### [What is required]
List every line below containing "ACTIVIDADES".

--- start Provided entries ---

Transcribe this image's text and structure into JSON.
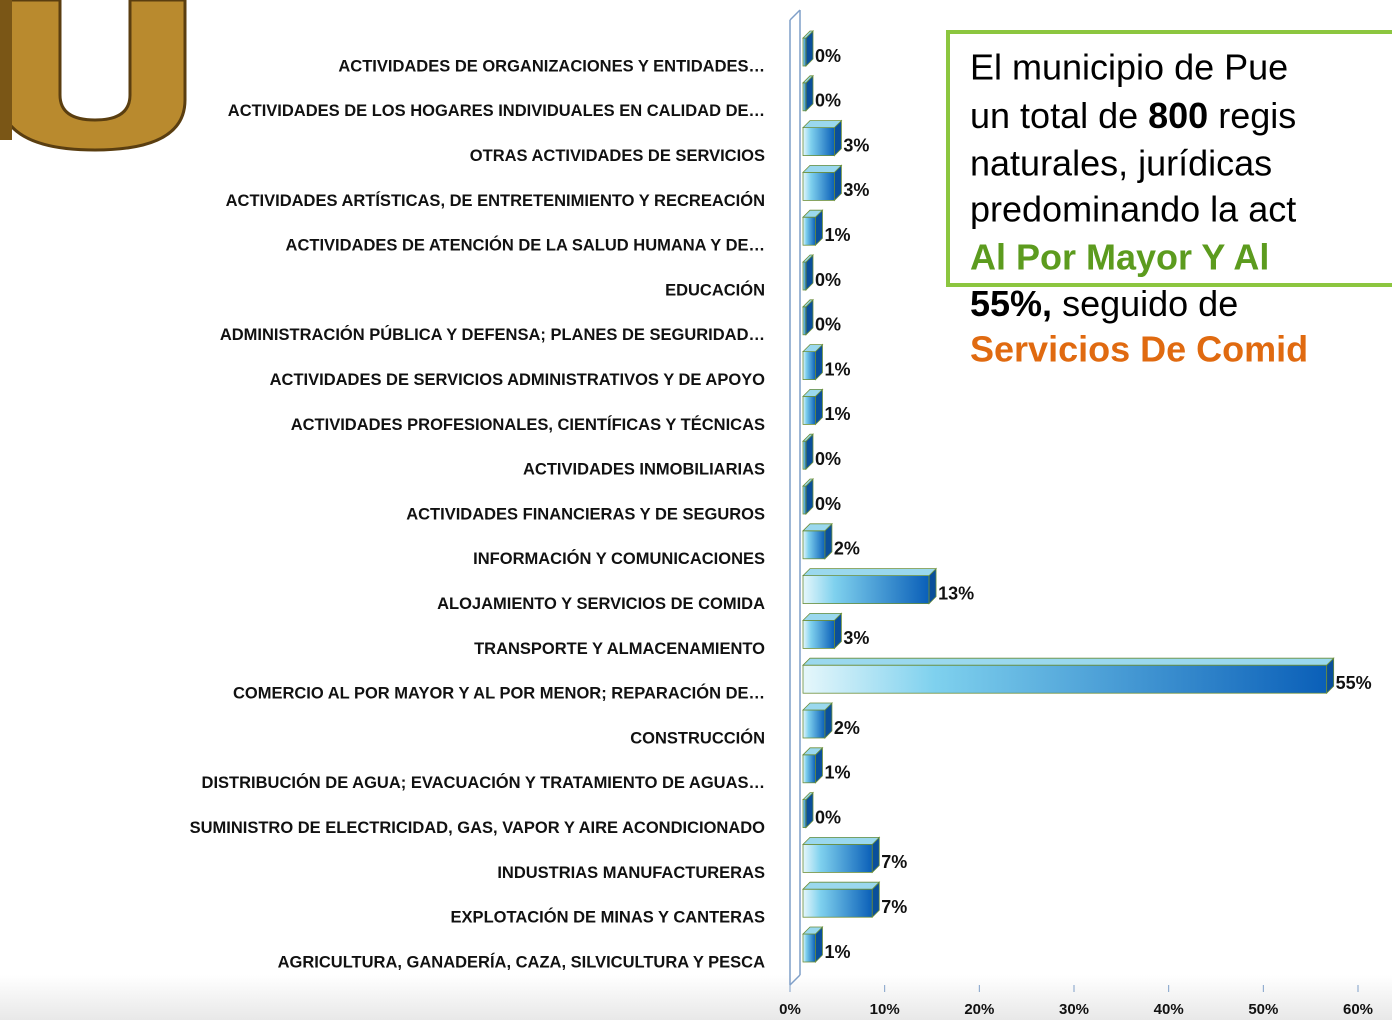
{
  "chart_data": {
    "type": "bar",
    "orientation": "horizontal",
    "categories": [
      "ACTIVIDADES DE ORGANIZACIONES Y ENTIDADES…",
      "ACTIVIDADES   DE LOS HOGARES INDIVIDUALES  EN CALIDAD DE…",
      "OTRAS ACTIVIDADES DE SERVICIOS",
      "ACTIVIDADES  ARTÍSTICAS, DE ENTRETENIMIENTO Y RECREACIÓN",
      "ACTIVIDADES DE ATENCIÓN DE LA SALUD  HUMANA Y DE…",
      "EDUCACIÓN",
      "ADMINISTRACIÓN  PÚBLICA Y DEFENSA;  PLANES  DE SEGURIDAD…",
      "ACTIVIDADES DE SERVICIOS ADMINISTRATIVOS  Y DE APOYO",
      "ACTIVIDADES PROFESIONALES, CIENTÍFICAS Y TÉCNICAS",
      "ACTIVIDADES  INMOBILIARIAS",
      "ACTIVIDADES  FINANCIERAS  Y DE SEGUROS",
      "INFORMACIÓN Y COMUNICACIONES",
      "ALOJAMIENTO Y SERVICIOS DE COMIDA",
      "TRANSPORTE Y ALMACENAMIENTO",
      "COMERCIO  AL POR MAYOR Y AL POR MENOR; REPARACIÓN  DE…",
      "CONSTRUCCIÓN",
      "DISTRIBUCIÓN DE AGUA; EVACUACIÓN Y TRATAMIENTO DE AGUAS…",
      "SUMINISTRO DE ELECTRICIDAD, GAS, VAPOR Y AIRE ACONDICIONADO",
      "INDUSTRIAS MANUFACTURERAS",
      "EXPLOTACIÓN DE MINAS Y CANTERAS",
      "AGRICULTURA, GANADERÍA,  CAZA, SILVICULTURA Y PESCA"
    ],
    "values": [
      0,
      0,
      3,
      3,
      1,
      0,
      0,
      1,
      1,
      0,
      0,
      2,
      13,
      3,
      55,
      2,
      1,
      0,
      7,
      7,
      1
    ],
    "value_labels": [
      "0%",
      "0%",
      "3%",
      "3%",
      "1%",
      "0%",
      "0%",
      "1%",
      "1%",
      "0%",
      "0%",
      "2%",
      "13%",
      "3%",
      "55%",
      "2%",
      "1%",
      "0%",
      "7%",
      "7%",
      "1%"
    ],
    "color": "#1a8fd6",
    "xlim": [
      0,
      60
    ],
    "xticks": [
      {
        "value": 0,
        "label": "0%"
      },
      {
        "value": 10,
        "label": "10%"
      },
      {
        "value": 20,
        "label": "20%"
      },
      {
        "value": 30,
        "label": "30%"
      },
      {
        "value": 40,
        "label": "40%"
      },
      {
        "value": 50,
        "label": "50%"
      },
      {
        "value": 60,
        "label": "60%"
      }
    ],
    "annotation": {
      "line1": "El municipio de Pue",
      "line2a": "un total de ",
      "line2b": "800",
      "line2c": " regis",
      "line3": "naturales,  jurídicas",
      "line4": "predominando la act",
      "line5": "Al Por Mayor Y Al",
      "line6a": "55%,",
      "line6b": "  seguido   de",
      "line7": "Servicios De Comid"
    }
  }
}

--- end Provided entries ---

### [The completed task]
      "ACTIVIDADES DE ORGANIZACIONES Y ENTIDADES…",
      "ACTIVIDADES   DE LOS HOGARES INDIVIDUALES  EN CALIDAD DE…",
      "OTRAS ACTIVIDADES DE SERVICIOS",
      "ACTIVIDADES  ARTÍSTICAS, DE ENTRETENIMIENTO Y RECREACIÓN",
      "ACTIVIDADES DE ATENCIÓN DE LA SALUD  HUMANA Y DE…",
      "ACTIVIDADES DE SERVICIOS ADMINISTRATIVOS  Y DE APOYO",
      "ACTIVIDADES PROFESIONALES, CIENTÍFICAS Y TÉCNICAS",
      "ACTIVIDADES  INMOBILIARIAS",
      "ACTIVIDADES  FINANCIERAS  Y DE SEGUROS",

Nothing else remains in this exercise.